Set task
Transcribe all the entries word for word, but omit the images.

(Entries taken from a collection)
^^^^
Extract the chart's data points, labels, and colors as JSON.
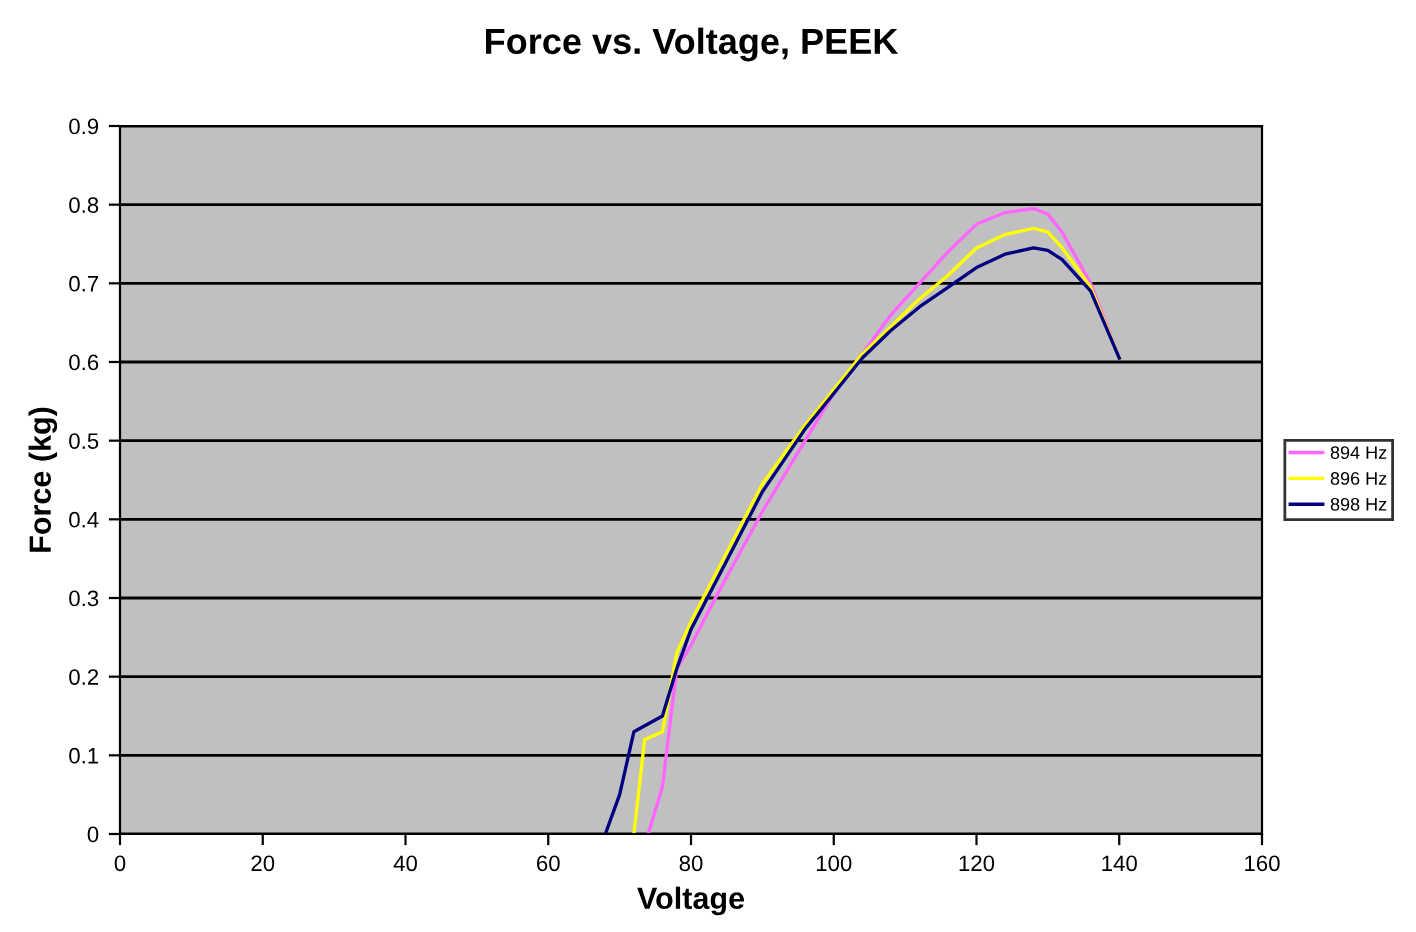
{
  "chart_data": {
    "type": "line",
    "title": "Force vs. Voltage, PEEK",
    "xlabel": "Voltage",
    "ylabel": "Force (kg)",
    "xlim": [
      0,
      160
    ],
    "xticks": [
      0,
      20,
      40,
      60,
      80,
      100,
      120,
      140,
      160
    ],
    "ylim": [
      0,
      0.9
    ],
    "yticks": [
      0,
      0.1,
      0.2,
      0.3,
      0.4,
      0.5,
      0.6,
      0.7,
      0.8,
      0.9
    ],
    "grid": "y",
    "legend": "right",
    "marker": "none",
    "line_style": "solid",
    "series": [
      {
        "name": "894 Hz",
        "color": "#ff66ff",
        "x": [
          74,
          76,
          78,
          80,
          84,
          90,
          96,
          100,
          104,
          108,
          112,
          116,
          120,
          124,
          128,
          130,
          132,
          136,
          140
        ],
        "values": [
          0,
          0.06,
          0.21,
          0.24,
          0.31,
          0.41,
          0.5,
          0.56,
          0.61,
          0.66,
          0.7,
          0.74,
          0.775,
          0.79,
          0.795,
          0.788,
          0.765,
          0.7,
          0.605
        ]
      },
      {
        "name": "896 Hz",
        "color": "#ffff00",
        "x": [
          72,
          73.5,
          76,
          78,
          80,
          84,
          90,
          96,
          100,
          104,
          108,
          112,
          116,
          120,
          124,
          128,
          130,
          132,
          136,
          140
        ],
        "values": [
          0,
          0.12,
          0.13,
          0.23,
          0.27,
          0.34,
          0.445,
          0.52,
          0.565,
          0.61,
          0.645,
          0.68,
          0.71,
          0.745,
          0.762,
          0.77,
          0.765,
          0.745,
          0.695,
          0.605
        ]
      },
      {
        "name": "898 Hz",
        "color": "#000080",
        "x": [
          68,
          70,
          72,
          76,
          78,
          80,
          84,
          90,
          96,
          100,
          104,
          108,
          112,
          116,
          120,
          124,
          128,
          130,
          132,
          136,
          140
        ],
        "values": [
          0,
          0.05,
          0.13,
          0.15,
          0.21,
          0.26,
          0.33,
          0.435,
          0.515,
          0.56,
          0.605,
          0.64,
          0.67,
          0.695,
          0.72,
          0.737,
          0.745,
          0.742,
          0.73,
          0.69,
          0.605
        ]
      }
    ]
  }
}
^^^^
Response for this exercise
Extract the chart's data points, labels, and colors as JSON.
{
  "chart_data": {
    "type": "line",
    "title": "Force vs. Voltage, PEEK",
    "xlabel": "Voltage",
    "ylabel": "Force (kg)",
    "xlim": [
      0,
      160
    ],
    "xticks": [
      0,
      20,
      40,
      60,
      80,
      100,
      120,
      140,
      160
    ],
    "ylim": [
      0,
      0.9
    ],
    "yticks": [
      0,
      0.1,
      0.2,
      0.3,
      0.4,
      0.5,
      0.6,
      0.7,
      0.8,
      0.9
    ],
    "grid": "y",
    "legend": "right",
    "marker": "none",
    "line_style": "solid",
    "series": [
      {
        "name": "894 Hz",
        "color": "#ff66ff",
        "x": [
          74,
          76,
          78,
          80,
          84,
          90,
          96,
          100,
          104,
          108,
          112,
          116,
          120,
          124,
          128,
          130,
          132,
          136,
          140
        ],
        "values": [
          0,
          0.06,
          0.21,
          0.24,
          0.31,
          0.41,
          0.5,
          0.56,
          0.61,
          0.66,
          0.7,
          0.74,
          0.775,
          0.79,
          0.795,
          0.788,
          0.765,
          0.7,
          0.605
        ]
      },
      {
        "name": "896 Hz",
        "color": "#ffff00",
        "x": [
          72,
          73.5,
          76,
          78,
          80,
          84,
          90,
          96,
          100,
          104,
          108,
          112,
          116,
          120,
          124,
          128,
          130,
          132,
          136,
          140
        ],
        "values": [
          0,
          0.12,
          0.13,
          0.23,
          0.27,
          0.34,
          0.445,
          0.52,
          0.565,
          0.61,
          0.645,
          0.68,
          0.71,
          0.745,
          0.762,
          0.77,
          0.765,
          0.745,
          0.695,
          0.605
        ]
      },
      {
        "name": "898 Hz",
        "color": "#000080",
        "x": [
          68,
          70,
          72,
          76,
          78,
          80,
          84,
          90,
          96,
          100,
          104,
          108,
          112,
          116,
          120,
          124,
          128,
          130,
          132,
          136,
          140
        ],
        "values": [
          0,
          0.05,
          0.13,
          0.15,
          0.21,
          0.26,
          0.33,
          0.435,
          0.515,
          0.56,
          0.605,
          0.64,
          0.67,
          0.695,
          0.72,
          0.737,
          0.745,
          0.742,
          0.73,
          0.69,
          0.605
        ]
      }
    ]
  }
}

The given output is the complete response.